═════ Extracted data

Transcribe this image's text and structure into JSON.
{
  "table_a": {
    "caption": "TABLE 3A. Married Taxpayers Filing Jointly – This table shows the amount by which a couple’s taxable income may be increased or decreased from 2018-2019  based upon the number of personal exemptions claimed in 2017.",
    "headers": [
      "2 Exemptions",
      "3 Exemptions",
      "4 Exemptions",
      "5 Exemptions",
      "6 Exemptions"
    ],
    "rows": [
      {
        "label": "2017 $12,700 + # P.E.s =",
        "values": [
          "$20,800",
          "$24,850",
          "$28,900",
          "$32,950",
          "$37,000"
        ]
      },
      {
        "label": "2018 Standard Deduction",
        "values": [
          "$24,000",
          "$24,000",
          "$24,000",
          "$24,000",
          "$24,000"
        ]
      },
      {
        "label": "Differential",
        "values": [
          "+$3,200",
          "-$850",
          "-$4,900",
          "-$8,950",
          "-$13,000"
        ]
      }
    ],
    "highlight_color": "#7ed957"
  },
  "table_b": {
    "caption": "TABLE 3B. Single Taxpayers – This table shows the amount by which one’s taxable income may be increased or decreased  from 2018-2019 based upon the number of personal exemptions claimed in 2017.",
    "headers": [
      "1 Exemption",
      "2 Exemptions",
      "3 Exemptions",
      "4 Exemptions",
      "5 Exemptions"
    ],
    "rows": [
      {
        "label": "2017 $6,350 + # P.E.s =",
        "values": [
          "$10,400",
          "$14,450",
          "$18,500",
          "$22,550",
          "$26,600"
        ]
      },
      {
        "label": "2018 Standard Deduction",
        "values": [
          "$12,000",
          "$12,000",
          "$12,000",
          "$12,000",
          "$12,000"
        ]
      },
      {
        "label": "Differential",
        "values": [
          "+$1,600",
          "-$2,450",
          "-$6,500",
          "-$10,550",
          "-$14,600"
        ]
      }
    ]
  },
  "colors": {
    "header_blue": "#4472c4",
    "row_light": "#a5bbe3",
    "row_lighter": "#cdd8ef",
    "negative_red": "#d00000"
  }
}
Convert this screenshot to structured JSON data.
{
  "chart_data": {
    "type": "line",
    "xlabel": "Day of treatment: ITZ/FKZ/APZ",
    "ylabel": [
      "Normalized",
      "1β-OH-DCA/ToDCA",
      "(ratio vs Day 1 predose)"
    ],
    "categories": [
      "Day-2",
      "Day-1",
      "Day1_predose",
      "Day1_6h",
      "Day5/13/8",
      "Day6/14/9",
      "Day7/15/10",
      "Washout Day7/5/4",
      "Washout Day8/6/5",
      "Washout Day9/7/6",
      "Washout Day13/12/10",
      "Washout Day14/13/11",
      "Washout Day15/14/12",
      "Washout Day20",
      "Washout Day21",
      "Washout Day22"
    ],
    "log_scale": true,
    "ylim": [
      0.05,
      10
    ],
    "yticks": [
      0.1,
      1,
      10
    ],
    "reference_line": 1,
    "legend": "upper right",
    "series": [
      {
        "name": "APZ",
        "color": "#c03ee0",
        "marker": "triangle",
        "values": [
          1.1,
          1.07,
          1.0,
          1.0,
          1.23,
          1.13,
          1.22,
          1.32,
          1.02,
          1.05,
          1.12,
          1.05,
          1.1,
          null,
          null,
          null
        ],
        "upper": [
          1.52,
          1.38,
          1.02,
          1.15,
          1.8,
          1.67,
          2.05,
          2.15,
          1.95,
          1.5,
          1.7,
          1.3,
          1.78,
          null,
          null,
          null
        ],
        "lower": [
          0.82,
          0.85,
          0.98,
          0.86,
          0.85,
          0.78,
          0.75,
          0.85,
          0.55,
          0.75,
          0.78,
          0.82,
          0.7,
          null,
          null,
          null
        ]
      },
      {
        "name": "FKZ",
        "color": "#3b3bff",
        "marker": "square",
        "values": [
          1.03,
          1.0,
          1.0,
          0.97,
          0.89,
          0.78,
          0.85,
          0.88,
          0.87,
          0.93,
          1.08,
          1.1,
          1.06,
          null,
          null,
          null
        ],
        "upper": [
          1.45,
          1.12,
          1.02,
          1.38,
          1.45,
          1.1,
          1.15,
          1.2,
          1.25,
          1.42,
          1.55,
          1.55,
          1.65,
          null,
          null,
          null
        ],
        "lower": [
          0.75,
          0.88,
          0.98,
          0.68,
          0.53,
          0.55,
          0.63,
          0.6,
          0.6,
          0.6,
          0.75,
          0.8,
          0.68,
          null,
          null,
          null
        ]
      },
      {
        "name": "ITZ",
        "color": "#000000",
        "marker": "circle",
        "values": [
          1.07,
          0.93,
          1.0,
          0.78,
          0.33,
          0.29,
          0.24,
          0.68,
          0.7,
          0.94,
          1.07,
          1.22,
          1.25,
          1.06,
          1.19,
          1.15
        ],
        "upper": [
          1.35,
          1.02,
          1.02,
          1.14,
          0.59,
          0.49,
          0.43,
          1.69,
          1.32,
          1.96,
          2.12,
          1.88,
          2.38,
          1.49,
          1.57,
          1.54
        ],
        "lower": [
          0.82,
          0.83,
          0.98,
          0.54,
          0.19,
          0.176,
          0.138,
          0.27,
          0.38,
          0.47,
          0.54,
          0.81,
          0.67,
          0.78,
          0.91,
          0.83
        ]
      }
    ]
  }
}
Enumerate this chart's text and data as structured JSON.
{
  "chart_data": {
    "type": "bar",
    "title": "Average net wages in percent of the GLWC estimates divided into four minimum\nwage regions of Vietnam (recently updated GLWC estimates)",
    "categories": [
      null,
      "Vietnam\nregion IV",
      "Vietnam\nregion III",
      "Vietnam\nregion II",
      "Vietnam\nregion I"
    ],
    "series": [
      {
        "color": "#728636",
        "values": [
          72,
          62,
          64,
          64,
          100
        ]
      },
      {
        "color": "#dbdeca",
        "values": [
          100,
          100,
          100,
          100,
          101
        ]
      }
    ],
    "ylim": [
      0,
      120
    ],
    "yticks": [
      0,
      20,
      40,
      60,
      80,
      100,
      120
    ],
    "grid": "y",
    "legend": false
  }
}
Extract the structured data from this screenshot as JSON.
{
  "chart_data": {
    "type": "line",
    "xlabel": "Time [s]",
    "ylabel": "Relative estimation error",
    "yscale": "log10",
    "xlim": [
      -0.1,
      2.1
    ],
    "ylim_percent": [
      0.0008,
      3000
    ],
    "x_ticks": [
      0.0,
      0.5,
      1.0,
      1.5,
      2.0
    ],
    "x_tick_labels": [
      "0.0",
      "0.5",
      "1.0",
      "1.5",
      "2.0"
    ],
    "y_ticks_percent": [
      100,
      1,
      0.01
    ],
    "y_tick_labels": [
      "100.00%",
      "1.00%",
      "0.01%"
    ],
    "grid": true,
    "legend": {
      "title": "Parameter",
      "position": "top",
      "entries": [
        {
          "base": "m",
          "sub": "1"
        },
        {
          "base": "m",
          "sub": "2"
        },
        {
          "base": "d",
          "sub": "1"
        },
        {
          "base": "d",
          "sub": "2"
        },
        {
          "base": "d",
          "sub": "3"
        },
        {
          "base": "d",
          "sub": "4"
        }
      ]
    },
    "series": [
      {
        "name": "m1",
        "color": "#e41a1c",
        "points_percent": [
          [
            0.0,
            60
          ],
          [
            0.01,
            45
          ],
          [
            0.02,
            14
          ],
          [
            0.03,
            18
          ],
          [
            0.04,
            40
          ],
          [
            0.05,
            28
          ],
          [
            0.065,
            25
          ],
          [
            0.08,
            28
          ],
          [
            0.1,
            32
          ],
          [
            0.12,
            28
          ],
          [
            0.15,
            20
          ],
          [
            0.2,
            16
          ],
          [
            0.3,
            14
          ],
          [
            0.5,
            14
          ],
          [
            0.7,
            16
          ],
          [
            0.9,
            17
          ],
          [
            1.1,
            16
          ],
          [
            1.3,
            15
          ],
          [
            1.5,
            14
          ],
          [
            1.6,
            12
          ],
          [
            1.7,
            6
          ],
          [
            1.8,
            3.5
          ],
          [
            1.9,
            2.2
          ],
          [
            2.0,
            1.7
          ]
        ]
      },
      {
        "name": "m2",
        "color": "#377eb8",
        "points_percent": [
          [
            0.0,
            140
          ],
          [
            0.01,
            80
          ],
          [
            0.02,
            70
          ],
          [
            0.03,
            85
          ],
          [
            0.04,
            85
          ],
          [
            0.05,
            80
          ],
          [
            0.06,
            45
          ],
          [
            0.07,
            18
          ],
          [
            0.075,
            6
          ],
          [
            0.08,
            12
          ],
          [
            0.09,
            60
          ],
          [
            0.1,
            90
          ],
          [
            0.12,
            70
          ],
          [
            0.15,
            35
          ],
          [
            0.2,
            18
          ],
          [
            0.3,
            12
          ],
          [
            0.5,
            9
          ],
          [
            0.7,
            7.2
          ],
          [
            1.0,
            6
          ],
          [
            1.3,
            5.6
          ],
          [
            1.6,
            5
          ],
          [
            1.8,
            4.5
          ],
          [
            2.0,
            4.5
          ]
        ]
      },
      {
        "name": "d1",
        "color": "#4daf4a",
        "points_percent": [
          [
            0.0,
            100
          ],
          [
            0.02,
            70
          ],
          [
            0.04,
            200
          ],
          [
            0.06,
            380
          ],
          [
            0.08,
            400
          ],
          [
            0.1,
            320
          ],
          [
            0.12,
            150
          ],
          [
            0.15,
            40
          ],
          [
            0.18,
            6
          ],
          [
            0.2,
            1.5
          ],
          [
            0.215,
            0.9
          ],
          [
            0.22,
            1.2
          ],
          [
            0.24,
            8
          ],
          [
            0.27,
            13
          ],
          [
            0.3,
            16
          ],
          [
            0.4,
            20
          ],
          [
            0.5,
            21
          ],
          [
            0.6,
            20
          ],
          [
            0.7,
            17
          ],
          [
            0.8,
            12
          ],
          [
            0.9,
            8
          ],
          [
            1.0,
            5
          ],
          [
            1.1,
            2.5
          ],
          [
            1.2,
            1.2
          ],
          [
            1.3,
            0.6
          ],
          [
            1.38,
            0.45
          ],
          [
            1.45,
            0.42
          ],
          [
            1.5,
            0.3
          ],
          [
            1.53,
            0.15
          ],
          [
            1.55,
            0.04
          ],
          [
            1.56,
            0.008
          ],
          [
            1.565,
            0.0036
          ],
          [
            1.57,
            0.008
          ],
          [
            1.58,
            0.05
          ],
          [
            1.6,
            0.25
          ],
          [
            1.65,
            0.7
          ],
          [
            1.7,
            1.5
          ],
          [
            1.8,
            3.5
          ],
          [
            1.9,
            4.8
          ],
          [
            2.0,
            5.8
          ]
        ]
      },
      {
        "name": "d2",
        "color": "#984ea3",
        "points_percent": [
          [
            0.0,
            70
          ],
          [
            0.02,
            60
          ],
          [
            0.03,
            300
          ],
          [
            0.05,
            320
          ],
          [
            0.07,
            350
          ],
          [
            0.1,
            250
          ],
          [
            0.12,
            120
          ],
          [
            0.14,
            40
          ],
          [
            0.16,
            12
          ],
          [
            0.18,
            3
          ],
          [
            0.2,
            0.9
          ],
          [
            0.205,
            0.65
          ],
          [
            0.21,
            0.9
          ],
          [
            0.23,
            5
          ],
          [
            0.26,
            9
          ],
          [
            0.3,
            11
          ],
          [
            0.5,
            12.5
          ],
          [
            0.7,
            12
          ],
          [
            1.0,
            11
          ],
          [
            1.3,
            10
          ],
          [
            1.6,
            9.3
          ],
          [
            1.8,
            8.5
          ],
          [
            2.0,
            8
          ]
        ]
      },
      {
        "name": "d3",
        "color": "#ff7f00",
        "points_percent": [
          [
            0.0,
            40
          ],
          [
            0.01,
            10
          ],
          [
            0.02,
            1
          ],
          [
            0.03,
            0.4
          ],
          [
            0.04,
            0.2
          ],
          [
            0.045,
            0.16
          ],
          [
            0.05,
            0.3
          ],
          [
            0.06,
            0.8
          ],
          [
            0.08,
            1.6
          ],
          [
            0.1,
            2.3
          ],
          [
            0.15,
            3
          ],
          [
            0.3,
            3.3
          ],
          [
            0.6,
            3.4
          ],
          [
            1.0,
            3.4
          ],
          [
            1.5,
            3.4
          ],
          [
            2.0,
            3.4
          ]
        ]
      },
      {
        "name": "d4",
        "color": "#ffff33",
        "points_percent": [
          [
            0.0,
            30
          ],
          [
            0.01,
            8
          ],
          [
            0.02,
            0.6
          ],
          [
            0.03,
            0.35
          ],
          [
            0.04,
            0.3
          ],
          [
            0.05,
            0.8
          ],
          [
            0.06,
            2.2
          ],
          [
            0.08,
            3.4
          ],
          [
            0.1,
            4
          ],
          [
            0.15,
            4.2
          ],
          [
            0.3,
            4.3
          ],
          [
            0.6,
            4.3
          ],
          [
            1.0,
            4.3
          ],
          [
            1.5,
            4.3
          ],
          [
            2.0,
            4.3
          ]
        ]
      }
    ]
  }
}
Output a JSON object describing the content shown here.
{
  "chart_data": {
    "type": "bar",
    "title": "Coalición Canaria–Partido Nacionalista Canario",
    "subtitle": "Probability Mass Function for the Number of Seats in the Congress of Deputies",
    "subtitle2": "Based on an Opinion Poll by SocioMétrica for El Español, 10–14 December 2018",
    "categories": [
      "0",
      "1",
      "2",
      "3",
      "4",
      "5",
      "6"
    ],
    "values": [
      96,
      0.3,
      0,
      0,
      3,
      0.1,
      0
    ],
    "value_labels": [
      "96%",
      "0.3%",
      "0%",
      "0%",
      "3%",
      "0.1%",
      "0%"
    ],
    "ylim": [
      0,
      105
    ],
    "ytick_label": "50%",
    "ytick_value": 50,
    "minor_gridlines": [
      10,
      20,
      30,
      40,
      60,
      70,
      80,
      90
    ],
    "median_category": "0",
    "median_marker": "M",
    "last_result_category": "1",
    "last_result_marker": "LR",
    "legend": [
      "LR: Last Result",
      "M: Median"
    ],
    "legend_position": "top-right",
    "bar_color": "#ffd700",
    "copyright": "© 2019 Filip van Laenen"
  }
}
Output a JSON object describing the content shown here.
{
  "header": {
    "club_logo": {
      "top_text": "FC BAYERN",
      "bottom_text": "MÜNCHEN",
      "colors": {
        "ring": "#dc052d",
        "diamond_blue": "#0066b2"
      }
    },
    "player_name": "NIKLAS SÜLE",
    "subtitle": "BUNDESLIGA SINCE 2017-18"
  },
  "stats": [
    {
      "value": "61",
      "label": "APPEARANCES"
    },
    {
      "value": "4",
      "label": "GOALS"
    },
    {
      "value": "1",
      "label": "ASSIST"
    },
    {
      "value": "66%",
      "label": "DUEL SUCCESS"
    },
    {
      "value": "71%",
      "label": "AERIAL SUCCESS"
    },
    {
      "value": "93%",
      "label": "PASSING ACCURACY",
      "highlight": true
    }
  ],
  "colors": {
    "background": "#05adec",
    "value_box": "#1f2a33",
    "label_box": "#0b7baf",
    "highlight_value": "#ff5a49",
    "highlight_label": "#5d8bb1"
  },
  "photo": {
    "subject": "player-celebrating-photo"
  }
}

══════════

## Exercise goal
Set out every line from the material that contains the string "nregion".

## Task output
      "Vietnam\nregion IV",
      "Vietnam\nregion III",
      "Vietnam\nregion II",
      "Vietnam\nregion I"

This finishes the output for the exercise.